**Input rows**

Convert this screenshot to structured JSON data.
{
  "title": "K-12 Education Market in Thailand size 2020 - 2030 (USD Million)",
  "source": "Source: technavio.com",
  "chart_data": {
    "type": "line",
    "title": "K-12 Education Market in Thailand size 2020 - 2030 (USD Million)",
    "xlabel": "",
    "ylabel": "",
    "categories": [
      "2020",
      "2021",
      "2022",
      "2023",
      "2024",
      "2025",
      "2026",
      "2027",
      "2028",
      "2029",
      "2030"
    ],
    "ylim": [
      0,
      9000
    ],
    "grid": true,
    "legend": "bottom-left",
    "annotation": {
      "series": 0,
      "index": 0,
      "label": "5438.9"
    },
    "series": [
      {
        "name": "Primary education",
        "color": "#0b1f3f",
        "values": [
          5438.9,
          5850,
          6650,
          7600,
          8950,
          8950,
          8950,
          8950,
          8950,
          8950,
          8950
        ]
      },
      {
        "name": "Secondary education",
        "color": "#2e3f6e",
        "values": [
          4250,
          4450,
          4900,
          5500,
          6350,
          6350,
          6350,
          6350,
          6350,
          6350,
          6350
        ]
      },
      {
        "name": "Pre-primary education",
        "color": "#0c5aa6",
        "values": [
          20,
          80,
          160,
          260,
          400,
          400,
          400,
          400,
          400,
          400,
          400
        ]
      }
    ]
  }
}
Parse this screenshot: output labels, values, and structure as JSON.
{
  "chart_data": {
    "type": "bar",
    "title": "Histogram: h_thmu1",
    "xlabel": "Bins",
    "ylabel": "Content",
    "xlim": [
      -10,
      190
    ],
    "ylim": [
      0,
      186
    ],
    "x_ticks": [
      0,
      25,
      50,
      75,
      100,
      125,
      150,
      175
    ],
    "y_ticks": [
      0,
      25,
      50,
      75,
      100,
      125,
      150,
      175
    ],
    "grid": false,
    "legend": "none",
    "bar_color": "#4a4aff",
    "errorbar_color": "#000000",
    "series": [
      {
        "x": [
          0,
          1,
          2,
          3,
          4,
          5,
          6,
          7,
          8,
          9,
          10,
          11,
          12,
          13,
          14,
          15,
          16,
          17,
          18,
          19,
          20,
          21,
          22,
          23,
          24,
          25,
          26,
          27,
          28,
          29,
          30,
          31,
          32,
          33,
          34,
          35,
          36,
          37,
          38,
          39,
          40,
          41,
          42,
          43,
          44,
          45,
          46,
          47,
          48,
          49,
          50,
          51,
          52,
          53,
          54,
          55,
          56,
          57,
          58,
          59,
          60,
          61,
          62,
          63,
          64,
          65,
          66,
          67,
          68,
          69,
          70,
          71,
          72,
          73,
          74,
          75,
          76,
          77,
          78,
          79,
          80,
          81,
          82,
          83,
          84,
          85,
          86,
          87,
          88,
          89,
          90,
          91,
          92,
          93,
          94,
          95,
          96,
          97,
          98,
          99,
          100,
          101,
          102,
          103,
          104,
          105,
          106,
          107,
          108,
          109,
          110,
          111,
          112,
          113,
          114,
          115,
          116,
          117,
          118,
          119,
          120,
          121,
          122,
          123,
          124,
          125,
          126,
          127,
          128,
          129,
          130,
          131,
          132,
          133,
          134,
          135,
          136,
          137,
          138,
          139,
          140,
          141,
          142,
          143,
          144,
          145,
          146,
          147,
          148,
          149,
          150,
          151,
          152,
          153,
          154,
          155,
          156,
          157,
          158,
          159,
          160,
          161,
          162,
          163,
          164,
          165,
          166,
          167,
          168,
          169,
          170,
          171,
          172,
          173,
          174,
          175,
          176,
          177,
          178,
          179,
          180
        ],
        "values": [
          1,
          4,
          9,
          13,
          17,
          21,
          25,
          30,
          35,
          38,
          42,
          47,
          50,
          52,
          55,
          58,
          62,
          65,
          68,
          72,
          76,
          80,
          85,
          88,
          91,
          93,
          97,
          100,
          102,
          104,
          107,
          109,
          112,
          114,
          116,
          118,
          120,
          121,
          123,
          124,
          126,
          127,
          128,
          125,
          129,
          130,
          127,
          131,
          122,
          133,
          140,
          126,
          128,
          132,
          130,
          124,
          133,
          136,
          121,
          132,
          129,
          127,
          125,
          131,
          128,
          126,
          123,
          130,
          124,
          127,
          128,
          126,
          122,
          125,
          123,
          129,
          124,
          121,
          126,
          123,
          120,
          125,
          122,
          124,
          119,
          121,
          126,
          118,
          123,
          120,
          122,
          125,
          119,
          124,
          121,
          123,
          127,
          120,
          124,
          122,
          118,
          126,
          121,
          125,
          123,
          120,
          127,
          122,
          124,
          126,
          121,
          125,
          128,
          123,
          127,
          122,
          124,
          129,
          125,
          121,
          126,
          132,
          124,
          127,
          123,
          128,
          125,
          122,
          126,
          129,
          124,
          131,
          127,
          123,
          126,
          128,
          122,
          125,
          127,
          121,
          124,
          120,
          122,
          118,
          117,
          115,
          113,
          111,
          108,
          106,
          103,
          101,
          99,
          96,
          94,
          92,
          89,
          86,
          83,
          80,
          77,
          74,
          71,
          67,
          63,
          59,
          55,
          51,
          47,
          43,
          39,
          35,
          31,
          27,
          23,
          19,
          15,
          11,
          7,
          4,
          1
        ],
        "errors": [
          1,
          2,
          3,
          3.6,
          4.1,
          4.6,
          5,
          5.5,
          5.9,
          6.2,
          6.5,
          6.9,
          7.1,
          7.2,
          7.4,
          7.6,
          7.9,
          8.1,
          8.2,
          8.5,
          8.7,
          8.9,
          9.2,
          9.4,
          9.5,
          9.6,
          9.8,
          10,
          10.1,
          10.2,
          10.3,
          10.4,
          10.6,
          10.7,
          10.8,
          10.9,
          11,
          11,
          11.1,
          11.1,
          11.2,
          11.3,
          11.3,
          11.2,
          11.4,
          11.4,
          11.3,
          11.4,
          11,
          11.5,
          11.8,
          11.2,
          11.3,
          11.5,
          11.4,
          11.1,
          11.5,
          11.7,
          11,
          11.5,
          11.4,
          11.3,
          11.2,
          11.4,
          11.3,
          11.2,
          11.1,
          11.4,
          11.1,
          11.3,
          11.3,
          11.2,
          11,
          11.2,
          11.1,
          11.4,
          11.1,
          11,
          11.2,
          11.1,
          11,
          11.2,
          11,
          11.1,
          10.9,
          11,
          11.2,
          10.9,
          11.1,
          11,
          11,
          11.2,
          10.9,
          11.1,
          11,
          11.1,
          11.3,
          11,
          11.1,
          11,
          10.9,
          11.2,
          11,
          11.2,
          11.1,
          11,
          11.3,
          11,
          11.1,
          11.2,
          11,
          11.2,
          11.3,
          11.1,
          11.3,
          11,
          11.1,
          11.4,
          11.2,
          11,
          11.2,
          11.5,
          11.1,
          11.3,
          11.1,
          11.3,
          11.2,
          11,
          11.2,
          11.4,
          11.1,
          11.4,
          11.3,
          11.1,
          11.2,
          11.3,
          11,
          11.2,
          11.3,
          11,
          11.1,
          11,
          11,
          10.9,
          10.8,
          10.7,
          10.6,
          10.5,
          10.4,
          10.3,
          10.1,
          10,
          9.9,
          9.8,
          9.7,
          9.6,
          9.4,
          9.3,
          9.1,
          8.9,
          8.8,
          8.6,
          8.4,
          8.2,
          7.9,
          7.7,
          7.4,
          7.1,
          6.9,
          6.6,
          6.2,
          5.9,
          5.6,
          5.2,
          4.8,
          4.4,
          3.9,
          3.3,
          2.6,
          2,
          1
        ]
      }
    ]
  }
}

**Task statement**
Find how many lines of the listing include the string "this" and give that number, nothing else.

**Task answer**
2